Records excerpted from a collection
******************************

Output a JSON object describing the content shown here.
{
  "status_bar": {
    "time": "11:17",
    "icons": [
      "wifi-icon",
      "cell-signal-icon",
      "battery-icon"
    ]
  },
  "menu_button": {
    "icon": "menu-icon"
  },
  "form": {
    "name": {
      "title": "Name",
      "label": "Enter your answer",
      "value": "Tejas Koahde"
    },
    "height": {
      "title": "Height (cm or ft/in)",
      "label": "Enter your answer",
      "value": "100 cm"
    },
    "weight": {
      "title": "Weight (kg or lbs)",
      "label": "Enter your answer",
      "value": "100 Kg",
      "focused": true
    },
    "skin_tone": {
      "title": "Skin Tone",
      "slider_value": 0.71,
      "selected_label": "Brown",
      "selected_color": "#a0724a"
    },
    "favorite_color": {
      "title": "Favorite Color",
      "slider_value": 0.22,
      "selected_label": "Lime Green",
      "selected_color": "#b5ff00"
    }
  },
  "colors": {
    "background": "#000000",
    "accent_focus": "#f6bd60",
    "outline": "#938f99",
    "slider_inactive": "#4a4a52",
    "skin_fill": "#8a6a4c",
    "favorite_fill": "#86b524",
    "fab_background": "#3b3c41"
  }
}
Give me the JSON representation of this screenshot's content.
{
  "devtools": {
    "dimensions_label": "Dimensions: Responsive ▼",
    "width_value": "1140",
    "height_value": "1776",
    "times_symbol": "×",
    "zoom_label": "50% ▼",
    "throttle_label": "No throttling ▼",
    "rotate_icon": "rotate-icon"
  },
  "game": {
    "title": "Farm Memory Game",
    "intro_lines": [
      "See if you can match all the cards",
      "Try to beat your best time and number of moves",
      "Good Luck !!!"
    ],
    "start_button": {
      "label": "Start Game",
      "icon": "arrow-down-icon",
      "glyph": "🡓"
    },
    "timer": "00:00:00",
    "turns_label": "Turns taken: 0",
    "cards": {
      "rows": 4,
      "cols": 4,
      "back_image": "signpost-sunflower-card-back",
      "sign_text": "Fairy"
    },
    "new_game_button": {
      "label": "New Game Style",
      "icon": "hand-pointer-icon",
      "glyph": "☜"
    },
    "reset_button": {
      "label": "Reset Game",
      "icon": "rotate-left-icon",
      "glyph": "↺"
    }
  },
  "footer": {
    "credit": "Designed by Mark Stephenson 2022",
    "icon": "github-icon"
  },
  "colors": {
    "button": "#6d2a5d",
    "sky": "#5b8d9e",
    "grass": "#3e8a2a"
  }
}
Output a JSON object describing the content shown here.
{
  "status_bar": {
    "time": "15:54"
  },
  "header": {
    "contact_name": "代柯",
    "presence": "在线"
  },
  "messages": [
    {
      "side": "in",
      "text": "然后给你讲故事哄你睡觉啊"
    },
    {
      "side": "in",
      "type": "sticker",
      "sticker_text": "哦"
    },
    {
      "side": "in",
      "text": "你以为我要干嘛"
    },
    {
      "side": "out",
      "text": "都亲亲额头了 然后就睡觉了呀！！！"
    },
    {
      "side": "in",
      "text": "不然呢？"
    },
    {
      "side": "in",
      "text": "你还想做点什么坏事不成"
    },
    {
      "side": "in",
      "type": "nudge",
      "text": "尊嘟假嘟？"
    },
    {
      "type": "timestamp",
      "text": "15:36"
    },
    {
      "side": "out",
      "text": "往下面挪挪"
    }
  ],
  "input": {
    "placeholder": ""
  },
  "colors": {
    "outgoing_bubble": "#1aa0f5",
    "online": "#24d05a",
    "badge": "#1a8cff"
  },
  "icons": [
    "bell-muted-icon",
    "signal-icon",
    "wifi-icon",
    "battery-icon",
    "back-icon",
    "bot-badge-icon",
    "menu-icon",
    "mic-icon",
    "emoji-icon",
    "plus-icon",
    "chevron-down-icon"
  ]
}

******************************

> REQUIREMENTS:
Extract every record and return it verbatim.

> EXPECTED OUTPUT:
Output a JSON object describing the content shown here.
{
  "status_bar": {
    "time": "11:17",
    "icons": [
      "wifi-icon",
      "cell-signal-icon",
      "battery-icon"
    ]
  },
  "menu_button": {
    "icon": "menu-icon"
  },
  "form": {
    "name": {
      "title": "Name",
      "label": "Enter your answer",
      "value": "Tejas Koahde"
    },
    "height": {
      "title": "Height (cm or ft/in)",
      "label": "Enter your answer",
      "value": "100 cm"
    },
    "weight": {
      "title": "Weight (kg or lbs)",
      "label": "Enter your answer",
      "value": "100 Kg",
      "focused": true
    },
    "skin_tone": {
      "title": "Skin Tone",
      "slider_value": 0.71,
      "selected_label": "Brown",
      "selected_color": "#a0724a"
    },
    "favorite_color": {
      "title": "Favorite Color",
      "slider_value": 0.22,
      "selected_label": "Lime Green",
      "selected_color": "#b5ff00"
    }
  },
  "colors": {
    "background": "#000000",
    "accent_focus": "#f6bd60",
    "outline": "#938f99",
    "slider_inactive": "#4a4a52",
    "skin_fill": "#8a6a4c",
    "favorite_fill": "#86b524",
    "fab_background": "#3b3c41"
  }
}
Give me the JSON representation of this screenshot's content.
{
  "devtools": {
    "dimensions_label": "Dimensions: Responsive ▼",
    "width_value": "1140",
    "height_value": "1776",
    "times_symbol": "×",
    "zoom_label": "50% ▼",
    "throttle_label": "No throttling ▼",
    "rotate_icon": "rotate-icon"
  },
  "game": {
    "title": "Farm Memory Game",
    "intro_lines": [
      "See if you can match all the cards",
      "Try to beat your best time and number of moves",
      "Good Luck !!!"
    ],
    "start_button": {
      "label": "Start Game",
      "icon": "arrow-down-icon",
      "glyph": "🡓"
    },
    "timer": "00:00:00",
    "turns_label": "Turns taken: 0",
    "cards": {
      "rows": 4,
      "cols": 4,
      "back_image": "signpost-sunflower-card-back",
      "sign_text": "Fairy"
    },
    "new_game_button": {
      "label": "New Game Style",
      "icon": "hand-pointer-icon",
      "glyph": "☜"
    },
    "reset_button": {
      "label": "Reset Game",
      "icon": "rotate-left-icon",
      "glyph": "↺"
    }
  },
  "footer": {
    "credit": "Designed by Mark Stephenson 2022",
    "icon": "github-icon"
  },
  "colors": {
    "button": "#6d2a5d",
    "sky": "#5b8d9e",
    "grass": "#3e8a2a"
  }
}
Output a JSON object describing the content shown here.
{
  "status_bar": {
    "time": "15:54"
  },
  "header": {
    "contact_name": "代柯",
    "presence": "在线"
  },
  "messages": [
    {
      "side": "in",
      "text": "然后给你讲故事哄你睡觉啊"
    },
    {
      "side": "in",
      "type": "sticker",
      "sticker_text": "哦"
    },
    {
      "side": "in",
      "text": "你以为我要干嘛"
    },
    {
      "side": "out",
      "text": "都亲亲额头了 然后就睡觉了呀！！！"
    },
    {
      "side": "in",
      "text": "不然呢？"
    },
    {
      "side": "in",
      "text": "你还想做点什么坏事不成"
    },
    {
      "side": "in",
      "type": "nudge",
      "text": "尊嘟假嘟？"
    },
    {
      "type": "timestamp",
      "text": "15:36"
    },
    {
      "side": "out",
      "text": "往下面挪挪"
    }
  ],
  "input": {
    "placeholder": ""
  },
  "colors": {
    "outgoing_bubble": "#1aa0f5",
    "online": "#24d05a",
    "badge": "#1a8cff"
  },
  "icons": [
    "bell-muted-icon",
    "signal-icon",
    "wifi-icon",
    "battery-icon",
    "back-icon",
    "bot-badge-icon",
    "menu-icon",
    "mic-icon",
    "emoji-icon",
    "plus-icon",
    "chevron-down-icon"
  ]
}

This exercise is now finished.